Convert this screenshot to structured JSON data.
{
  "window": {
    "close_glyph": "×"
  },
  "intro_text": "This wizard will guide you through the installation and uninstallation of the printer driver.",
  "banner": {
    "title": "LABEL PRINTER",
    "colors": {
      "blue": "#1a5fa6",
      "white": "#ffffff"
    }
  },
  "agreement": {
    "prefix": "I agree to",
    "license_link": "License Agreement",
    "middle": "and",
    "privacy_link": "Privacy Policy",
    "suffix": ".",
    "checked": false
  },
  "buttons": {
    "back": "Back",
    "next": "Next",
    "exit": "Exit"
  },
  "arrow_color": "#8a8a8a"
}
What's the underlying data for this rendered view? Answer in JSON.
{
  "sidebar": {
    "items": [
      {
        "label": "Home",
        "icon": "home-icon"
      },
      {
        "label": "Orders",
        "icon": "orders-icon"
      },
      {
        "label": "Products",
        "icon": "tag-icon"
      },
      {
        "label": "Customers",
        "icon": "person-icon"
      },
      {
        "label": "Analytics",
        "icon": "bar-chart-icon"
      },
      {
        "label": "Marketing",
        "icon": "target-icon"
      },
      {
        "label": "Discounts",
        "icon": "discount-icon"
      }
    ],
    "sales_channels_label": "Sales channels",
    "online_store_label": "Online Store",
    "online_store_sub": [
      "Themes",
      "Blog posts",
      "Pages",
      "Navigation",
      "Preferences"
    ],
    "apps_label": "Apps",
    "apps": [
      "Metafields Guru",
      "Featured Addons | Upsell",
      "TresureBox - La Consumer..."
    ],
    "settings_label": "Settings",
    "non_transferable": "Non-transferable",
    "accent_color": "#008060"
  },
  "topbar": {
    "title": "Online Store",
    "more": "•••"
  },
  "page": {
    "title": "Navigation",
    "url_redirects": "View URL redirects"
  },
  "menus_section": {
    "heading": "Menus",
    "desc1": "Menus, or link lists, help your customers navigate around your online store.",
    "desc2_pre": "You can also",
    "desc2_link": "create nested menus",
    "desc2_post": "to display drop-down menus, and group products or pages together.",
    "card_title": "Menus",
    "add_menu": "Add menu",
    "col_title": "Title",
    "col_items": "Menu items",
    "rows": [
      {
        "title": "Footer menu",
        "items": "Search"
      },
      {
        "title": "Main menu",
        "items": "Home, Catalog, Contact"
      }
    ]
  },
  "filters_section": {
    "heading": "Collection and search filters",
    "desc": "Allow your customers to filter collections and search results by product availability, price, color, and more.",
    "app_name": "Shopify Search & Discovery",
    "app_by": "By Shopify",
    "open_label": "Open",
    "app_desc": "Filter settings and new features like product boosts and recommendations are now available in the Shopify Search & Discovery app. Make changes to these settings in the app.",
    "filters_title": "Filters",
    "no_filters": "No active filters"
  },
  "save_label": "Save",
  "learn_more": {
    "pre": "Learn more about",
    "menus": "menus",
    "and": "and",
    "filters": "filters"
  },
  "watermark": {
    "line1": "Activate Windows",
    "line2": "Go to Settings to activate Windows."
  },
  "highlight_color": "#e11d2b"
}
------------------------
(Short problem)
Your task is to return the full listing exactly as it was given.

(Solved problem)
Convert this screenshot to structured JSON data.
{
  "window": {
    "close_glyph": "×"
  },
  "intro_text": "This wizard will guide you through the installation and uninstallation of the printer driver.",
  "banner": {
    "title": "LABEL PRINTER",
    "colors": {
      "blue": "#1a5fa6",
      "white": "#ffffff"
    }
  },
  "agreement": {
    "prefix": "I agree to",
    "license_link": "License Agreement",
    "middle": "and",
    "privacy_link": "Privacy Policy",
    "suffix": ".",
    "checked": false
  },
  "buttons": {
    "back": "Back",
    "next": "Next",
    "exit": "Exit"
  },
  "arrow_color": "#8a8a8a"
}
What's the underlying data for this rendered view? Answer in JSON.
{
  "sidebar": {
    "items": [
      {
        "label": "Home",
        "icon": "home-icon"
      },
      {
        "label": "Orders",
        "icon": "orders-icon"
      },
      {
        "label": "Products",
        "icon": "tag-icon"
      },
      {
        "label": "Customers",
        "icon": "person-icon"
      },
      {
        "label": "Analytics",
        "icon": "bar-chart-icon"
      },
      {
        "label": "Marketing",
        "icon": "target-icon"
      },
      {
        "label": "Discounts",
        "icon": "discount-icon"
      }
    ],
    "sales_channels_label": "Sales channels",
    "online_store_label": "Online Store",
    "online_store_sub": [
      "Themes",
      "Blog posts",
      "Pages",
      "Navigation",
      "Preferences"
    ],
    "apps_label": "Apps",
    "apps": [
      "Metafields Guru",
      "Featured Addons | Upsell",
      "TresureBox - La Consumer..."
    ],
    "settings_label": "Settings",
    "non_transferable": "Non-transferable",
    "accent_color": "#008060"
  },
  "topbar": {
    "title": "Online Store",
    "more": "•••"
  },
  "page": {
    "title": "Navigation",
    "url_redirects": "View URL redirects"
  },
  "menus_section": {
    "heading": "Menus",
    "desc1": "Menus, or link lists, help your customers navigate around your online store.",
    "desc2_pre": "You can also",
    "desc2_link": "create nested menus",
    "desc2_post": "to display drop-down menus, and group products or pages together.",
    "card_title": "Menus",
    "add_menu": "Add menu",
    "col_title": "Title",
    "col_items": "Menu items",
    "rows": [
      {
        "title": "Footer menu",
        "items": "Search"
      },
      {
        "title": "Main menu",
        "items": "Home, Catalog, Contact"
      }
    ]
  },
  "filters_section": {
    "heading": "Collection and search filters",
    "desc": "Allow your customers to filter collections and search results by product availability, price, color, and more.",
    "app_name": "Shopify Search & Discovery",
    "app_by": "By Shopify",
    "open_label": "Open",
    "app_desc": "Filter settings and new features like product boosts and recommendations are now available in the Shopify Search & Discovery app. Make changes to these settings in the app.",
    "filters_title": "Filters",
    "no_filters": "No active filters"
  },
  "save_label": "Save",
  "learn_more": {
    "pre": "Learn more about",
    "menus": "menus",
    "and": "and",
    "filters": "filters"
  },
  "watermark": {
    "line1": "Activate Windows",
    "line2": "Go to Settings to activate Windows."
  },
  "highlight_color": "#e11d2b"
}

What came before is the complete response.